DIRECTIONS
Single out the lines that include the word "screenshot". Copy them.

[Extracted data entries]

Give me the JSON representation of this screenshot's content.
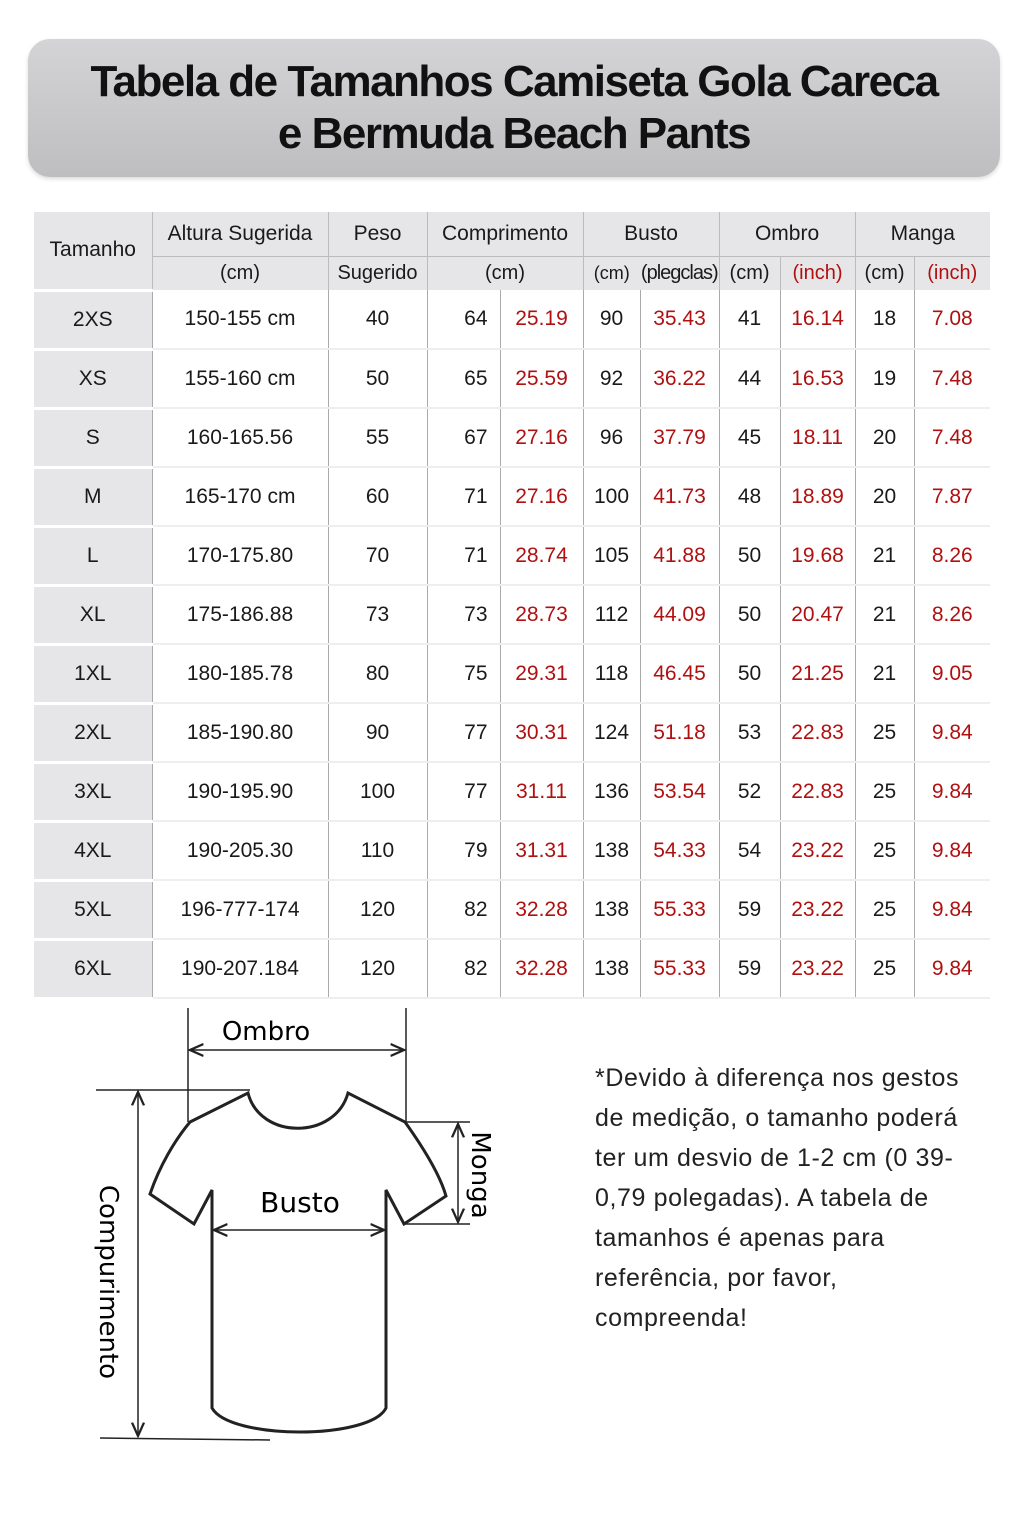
{
  "title": {
    "line1": "Tabela de Tamanhos Camiseta Gola Careca",
    "line2": "e Bermuda Beach Pants"
  },
  "table": {
    "headers": {
      "size": "Tamanho",
      "height": "Altura Sugerida",
      "height_unit": "(cm)",
      "weight": "Peso",
      "weight_unit": "Sugerido",
      "length": "Comprimento",
      "length_unit": "(cm)",
      "bust": "Busto",
      "bust_cm": "(cm)",
      "bust_in": "(plegclas)",
      "shoulder": "Ombro",
      "shoulder_cm": "(cm)",
      "shoulder_in": "(inch)",
      "sleeve": "Manga",
      "sleeve_cm": "(cm)",
      "sleeve_in": "(inch)"
    },
    "rows": [
      [
        "2XS",
        "150-155 cm",
        "40",
        "64",
        "25.19",
        "90",
        "35.43",
        "41",
        "16.14",
        "18",
        "7.08"
      ],
      [
        "XS",
        "155-160 cm",
        "50",
        "65",
        "25.59",
        "92",
        "36.22",
        "44",
        "16.53",
        "19",
        "7.48"
      ],
      [
        "S",
        "160-165.56",
        "55",
        "67",
        "27.16",
        "96",
        "37.79",
        "45",
        "18.11",
        "20",
        "7.48"
      ],
      [
        "M",
        "165-170 cm",
        "60",
        "71",
        "27.16",
        "100",
        "41.73",
        "48",
        "18.89",
        "20",
        "7.87"
      ],
      [
        "L",
        "170-175.80",
        "70",
        "71",
        "28.74",
        "105",
        "41.88",
        "50",
        "19.68",
        "21",
        "8.26"
      ],
      [
        "XL",
        "175-186.88",
        "73",
        "73",
        "28.73",
        "112",
        "44.09",
        "50",
        "20.47",
        "21",
        "8.26"
      ],
      [
        "1XL",
        "180-185.78",
        "80",
        "75",
        "29.31",
        "118",
        "46.45",
        "50",
        "21.25",
        "21",
        "9.05"
      ],
      [
        "2XL",
        "185-190.80",
        "90",
        "77",
        "30.31",
        "124",
        "51.18",
        "53",
        "22.83",
        "25",
        "9.84"
      ],
      [
        "3XL",
        "190-195.90",
        "100",
        "77",
        "31.11",
        "136",
        "53.54",
        "52",
        "22.83",
        "25",
        "9.84"
      ],
      [
        "4XL",
        "190-205.30",
        "110",
        "79",
        "31.31",
        "138",
        "54.33",
        "54",
        "23.22",
        "25",
        "9.84"
      ],
      [
        "5XL",
        "196-777-174",
        "120",
        "82",
        "32.28",
        "138",
        "55.33",
        "59",
        "23.22",
        "25",
        "9.84"
      ],
      [
        "6XL",
        "190-207.184",
        "120",
        "82",
        "32.28",
        "138",
        "55.33",
        "59",
        "23.22",
        "25",
        "9.84"
      ]
    ]
  },
  "diagram": {
    "shoulder": "Ombro",
    "bust": "Busto",
    "sleeve": "Monga",
    "length": "Compurimento"
  },
  "note": "*Devido à diferença nos gestos de medição, o tamanho poderá ter um desvio de 1-2 cm (0 39-0,79 polegadas). A tabela de tamanhos é apenas para referência, por favor, compreenda!",
  "colors": {
    "inch_values": "#b01010",
    "header_bg": "#e6e6e8"
  }
}
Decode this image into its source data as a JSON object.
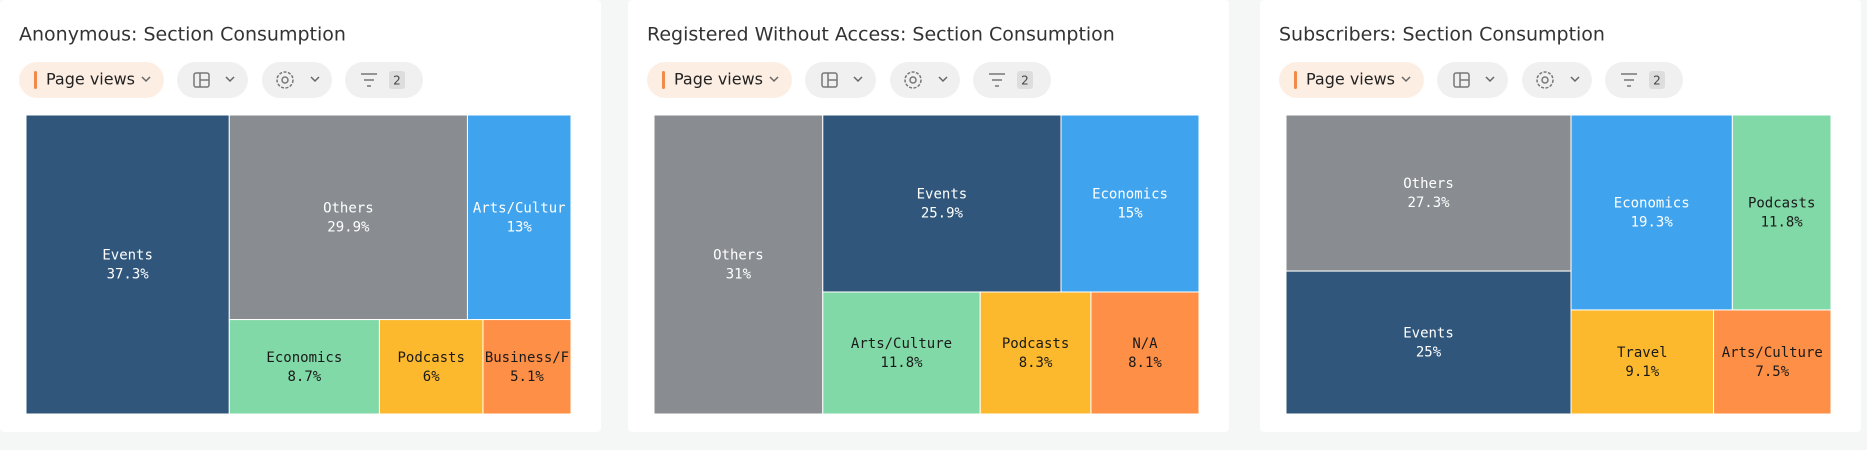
{
  "chart_data": [
    {
      "type": "treemap",
      "title": "Anonymous: Section Consumption",
      "categories": [
        "Events",
        "Others",
        "Arts/Cultur",
        "Economics",
        "Podcasts",
        "Business/F"
      ],
      "values": [
        37.3,
        29.9,
        13,
        8.7,
        6,
        5.1
      ],
      "value_labels": [
        "37.3%",
        "29.9%",
        "13%",
        "8.7%",
        "6%",
        "5.1%"
      ],
      "colors": [
        "#30577b",
        "#898c90",
        "#3fa4ed",
        "#81d9a7",
        "#fdb92e",
        "#fe8f46"
      ]
    },
    {
      "type": "treemap",
      "title": "Registered Without Access: Section Consumption",
      "categories": [
        "Others",
        "Events",
        "Economics",
        "Arts/Culture",
        "Podcasts",
        "N/A"
      ],
      "values": [
        31,
        25.9,
        15,
        11.8,
        8.3,
        8.1
      ],
      "value_labels": [
        "31%",
        "25.9%",
        "15%",
        "11.8%",
        "8.3%",
        "8.1%"
      ],
      "colors": [
        "#898c90",
        "#30577b",
        "#3fa4ed",
        "#81d9a7",
        "#fdb92e",
        "#fe8f46"
      ]
    },
    {
      "type": "treemap",
      "title": "Subscribers: Section Consumption",
      "categories": [
        "Others",
        "Events",
        "Economics",
        "Podcasts",
        "Travel",
        "Arts/Culture"
      ],
      "values": [
        27.3,
        25,
        19.3,
        11.8,
        9.1,
        7.5
      ],
      "value_labels": [
        "27.3%",
        "25%",
        "19.3%",
        "11.8%",
        "9.1%",
        "7.5%"
      ],
      "colors": [
        "#898c90",
        "#30577b",
        "#3fa4ed",
        "#81d9a7",
        "#fdb92e",
        "#fe8f46"
      ]
    }
  ],
  "toolbar": {
    "metric": "Page views",
    "filter_count": 2
  }
}
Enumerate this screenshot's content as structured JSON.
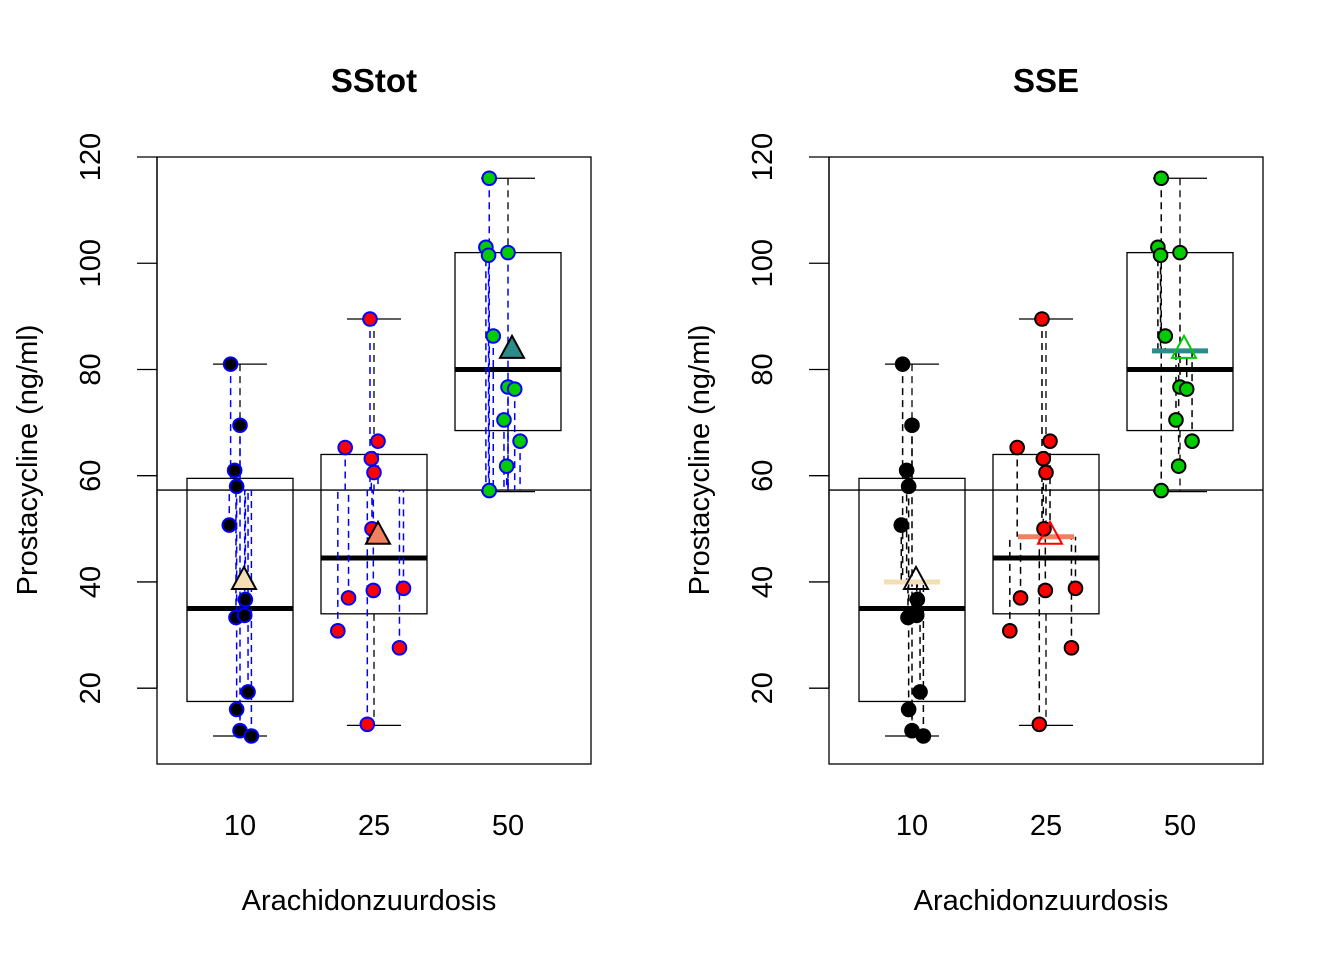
{
  "chart_data": [
    {
      "type": "box",
      "title": "SStot",
      "xlabel": "Arachidonzuurdosis",
      "ylabel": "Prostacycline (ng/ml)",
      "categories": [
        "10",
        "25",
        "50"
      ],
      "yticks": [
        "20",
        "40",
        "60",
        "80",
        "100",
        "120"
      ],
      "ylim": [
        5,
        120
      ],
      "grand_mean": 57.3,
      "residual_style": "deviation from grand mean",
      "residual_line_color": "#0000ff",
      "point_outline_color": "#0000ff",
      "box_stats": [
        {
          "category": "10",
          "min": 11,
          "q1": 17.5,
          "median": 35,
          "q3": 59.5,
          "max": 81,
          "mean": 40
        },
        {
          "category": "25",
          "min": 13,
          "q1": 34,
          "median": 44.5,
          "q3": 64,
          "max": 89.5,
          "mean": 48.5
        },
        {
          "category": "50",
          "min": 57,
          "q1": 68.5,
          "median": 80,
          "q3": 102,
          "max": 116,
          "mean": 83.5
        }
      ],
      "series": [
        {
          "category": "10",
          "color": "#000000",
          "mean_color": "#f5deb3",
          "points": [
            {
              "x": 9.3,
              "y": 81
            },
            {
              "x": 9.6,
              "y": 61
            },
            {
              "x": 9.75,
              "y": 58
            },
            {
              "x": 9.2,
              "y": 50.7
            },
            {
              "x": 9.7,
              "y": 33.3
            },
            {
              "x": 9.75,
              "y": 16
            },
            {
              "x": 10,
              "y": 12
            },
            {
              "x": 10,
              "y": 69.5
            },
            {
              "x": 10.4,
              "y": 36.7
            },
            {
              "x": 10.35,
              "y": 33.7
            },
            {
              "x": 10.6,
              "y": 19.3
            },
            {
              "x": 10.85,
              "y": 11
            }
          ]
        },
        {
          "category": "25",
          "color": "#ff0000",
          "mean_color": "#f08060",
          "points": [
            {
              "x": 24.7,
              "y": 89.5
            },
            {
              "x": 22.85,
              "y": 65.3
            },
            {
              "x": 25.3,
              "y": 66.5
            },
            {
              "x": 24.8,
              "y": 63.2
            },
            {
              "x": 25,
              "y": 60.6
            },
            {
              "x": 24.85,
              "y": 50
            },
            {
              "x": 23.1,
              "y": 37
            },
            {
              "x": 24.95,
              "y": 38.4
            },
            {
              "x": 27.2,
              "y": 38.8
            },
            {
              "x": 22.3,
              "y": 30.8
            },
            {
              "x": 26.9,
              "y": 27.6
            },
            {
              "x": 24.5,
              "y": 13.2
            }
          ]
        },
        {
          "category": "50",
          "color": "#00cc00",
          "mean_color": "#2e8b8b",
          "points": [
            {
              "x": 48.6,
              "y": 116
            },
            {
              "x": 48.35,
              "y": 103
            },
            {
              "x": 48.55,
              "y": 101.5
            },
            {
              "x": 50,
              "y": 102
            },
            {
              "x": 48.9,
              "y": 86.3
            },
            {
              "x": 50,
              "y": 76.7
            },
            {
              "x": 50.5,
              "y": 76.3
            },
            {
              "x": 49.7,
              "y": 70.5
            },
            {
              "x": 50.9,
              "y": 66.5
            },
            {
              "x": 49.9,
              "y": 61.8
            },
            {
              "x": 48.6,
              "y": 57.2
            }
          ]
        }
      ]
    },
    {
      "type": "box",
      "title": "SSE",
      "xlabel": "Arachidonzuurdosis",
      "ylabel": "Prostacycline (ng/ml)",
      "categories": [
        "10",
        "25",
        "50"
      ],
      "yticks": [
        "20",
        "40",
        "60",
        "80",
        "100",
        "120"
      ],
      "ylim": [
        5,
        120
      ],
      "grand_mean": 57.3,
      "residual_style": "deviation from group mean",
      "residual_line_color": "#000000",
      "point_outline_color": "#000000",
      "box_stats": [
        {
          "category": "10",
          "min": 11,
          "q1": 17.5,
          "median": 35,
          "q3": 59.5,
          "max": 81,
          "mean": 40
        },
        {
          "category": "25",
          "min": 13,
          "q1": 34,
          "median": 44.5,
          "q3": 64,
          "max": 89.5,
          "mean": 48.5
        },
        {
          "category": "50",
          "min": 57,
          "q1": 68.5,
          "median": 80,
          "q3": 102,
          "max": 116,
          "mean": 83.5
        }
      ],
      "series": [
        {
          "category": "10",
          "color": "#000000",
          "mean_color": "#f5deb3",
          "points": [
            {
              "x": 9.3,
              "y": 81
            },
            {
              "x": 9.6,
              "y": 61
            },
            {
              "x": 9.75,
              "y": 58
            },
            {
              "x": 9.2,
              "y": 50.7
            },
            {
              "x": 9.7,
              "y": 33.3
            },
            {
              "x": 9.75,
              "y": 16
            },
            {
              "x": 10,
              "y": 12
            },
            {
              "x": 10,
              "y": 69.5
            },
            {
              "x": 10.4,
              "y": 36.7
            },
            {
              "x": 10.35,
              "y": 33.7
            },
            {
              "x": 10.6,
              "y": 19.3
            },
            {
              "x": 10.85,
              "y": 11
            }
          ]
        },
        {
          "category": "25",
          "color": "#ff0000",
          "mean_color": "#f08060",
          "points": [
            {
              "x": 24.7,
              "y": 89.5
            },
            {
              "x": 22.85,
              "y": 65.3
            },
            {
              "x": 25.3,
              "y": 66.5
            },
            {
              "x": 24.8,
              "y": 63.2
            },
            {
              "x": 25,
              "y": 60.6
            },
            {
              "x": 24.85,
              "y": 50
            },
            {
              "x": 23.1,
              "y": 37
            },
            {
              "x": 24.95,
              "y": 38.4
            },
            {
              "x": 27.2,
              "y": 38.8
            },
            {
              "x": 22.3,
              "y": 30.8
            },
            {
              "x": 26.9,
              "y": 27.6
            },
            {
              "x": 24.5,
              "y": 13.2
            }
          ]
        },
        {
          "category": "50",
          "color": "#00cc00",
          "mean_color": "#2e8b8b",
          "points": [
            {
              "x": 48.6,
              "y": 116
            },
            {
              "x": 48.35,
              "y": 103
            },
            {
              "x": 48.55,
              "y": 101.5
            },
            {
              "x": 50,
              "y": 102
            },
            {
              "x": 48.9,
              "y": 86.3
            },
            {
              "x": 50,
              "y": 76.7
            },
            {
              "x": 50.5,
              "y": 76.3
            },
            {
              "x": 49.7,
              "y": 70.5
            },
            {
              "x": 50.9,
              "y": 66.5
            },
            {
              "x": 49.9,
              "y": 61.8
            },
            {
              "x": 48.6,
              "y": 57.2
            }
          ]
        }
      ]
    }
  ]
}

OUTPUT
Give me the JSON representation of this screenshot's content.
Enumerate this screenshot's content as structured JSON.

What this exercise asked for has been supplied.